Write out the entries below once more, exactly, with the pictures left out.

* begin Records supplied *

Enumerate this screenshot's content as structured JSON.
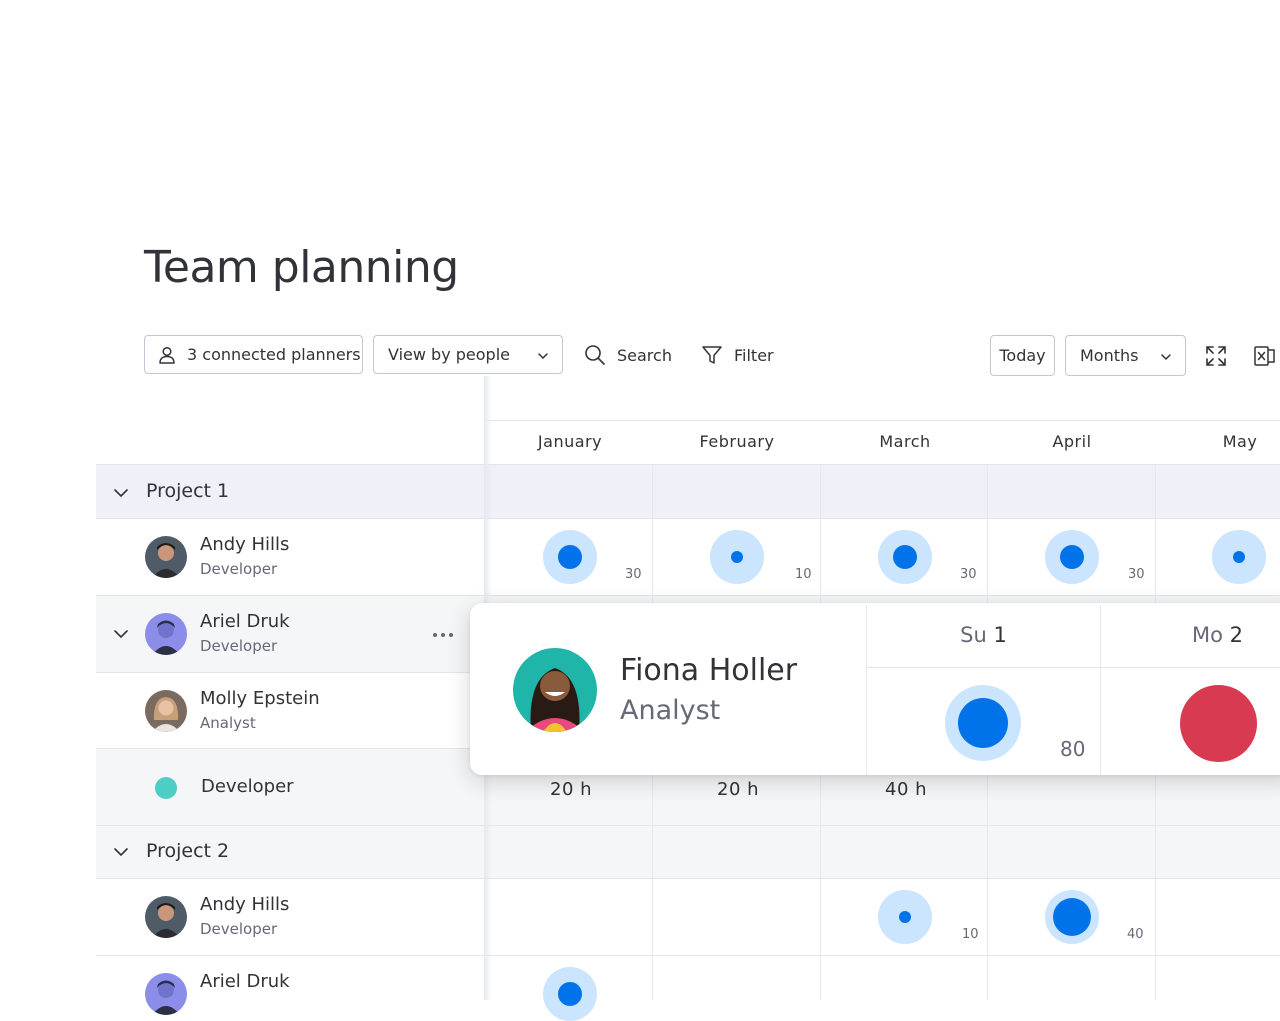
{
  "page_title": "Team planning",
  "toolbar": {
    "connected_planners": "3 connected planners",
    "view_by": "View by people",
    "search": "Search",
    "filter": "Filter",
    "today": "Today",
    "period": "Months"
  },
  "months": [
    "January",
    "February",
    "March",
    "April",
    "May"
  ],
  "groups": [
    {
      "label": "Project 1",
      "people": [
        {
          "name": "Andy Hills",
          "role": "Developer",
          "allocations": [
            "30",
            "10",
            "30",
            "30",
            ""
          ]
        },
        {
          "name": "Ariel Druk",
          "role": "Developer"
        },
        {
          "name": "Molly Epstein",
          "role": "Analyst"
        }
      ],
      "role_summary": {
        "label": "Developer",
        "hours": [
          "20 h",
          "20 h",
          "40 h"
        ]
      }
    },
    {
      "label": "Project 2",
      "people": [
        {
          "name": "Andy Hills",
          "role": "Developer",
          "allocations": [
            "10",
            "40"
          ]
        },
        {
          "name": "Ariel Druk",
          "role": "Developer"
        }
      ]
    }
  ],
  "popup": {
    "name": "Fiona Holler",
    "role": "Analyst",
    "days": [
      {
        "weekday": "Su",
        "day": "1",
        "value": "80"
      },
      {
        "weekday": "Mo",
        "day": "2"
      }
    ]
  },
  "colors": {
    "accent": "#0073ea",
    "bubble": "#cce5ff",
    "developer_role": "#4ecdc4",
    "over_capacity": "#d83a52",
    "group_header_bg": "#eef1f8"
  },
  "icons": [
    "person-icon",
    "chevron-down-icon",
    "search-icon",
    "filter-icon",
    "expand-icon",
    "excel-icon",
    "more-icon"
  ]
}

* end Records supplied *

| Task output |
Enumerate this screenshot's content as structured JSON.
{
  "page_title": "Team planning",
  "toolbar": {
    "connected_planners": "3 connected planners",
    "view_by": "View by people",
    "search": "Search",
    "filter": "Filter",
    "today": "Today",
    "period": "Months"
  },
  "months": [
    "January",
    "February",
    "March",
    "April",
    "May"
  ],
  "groups": [
    {
      "label": "Project 1",
      "people": [
        {
          "name": "Andy Hills",
          "role": "Developer",
          "allocations": [
            "30",
            "10",
            "30",
            "30",
            ""
          ]
        },
        {
          "name": "Ariel Druk",
          "role": "Developer"
        },
        {
          "name": "Molly Epstein",
          "role": "Analyst"
        }
      ],
      "role_summary": {
        "label": "Developer",
        "hours": [
          "20 h",
          "20 h",
          "40 h"
        ]
      }
    },
    {
      "label": "Project 2",
      "people": [
        {
          "name": "Andy Hills",
          "role": "Developer",
          "allocations": [
            "10",
            "40"
          ]
        },
        {
          "name": "Ariel Druk",
          "role": "Developer"
        }
      ]
    }
  ],
  "popup": {
    "name": "Fiona Holler",
    "role": "Analyst",
    "days": [
      {
        "weekday": "Su",
        "day": "1",
        "value": "80"
      },
      {
        "weekday": "Mo",
        "day": "2"
      }
    ]
  },
  "colors": {
    "accent": "#0073ea",
    "bubble": "#cce5ff",
    "developer_role": "#4ecdc4",
    "over_capacity": "#d83a52",
    "group_header_bg": "#eef1f8"
  },
  "icons": [
    "person-icon",
    "chevron-down-icon",
    "search-icon",
    "filter-icon",
    "expand-icon",
    "excel-icon",
    "more-icon"
  ]
}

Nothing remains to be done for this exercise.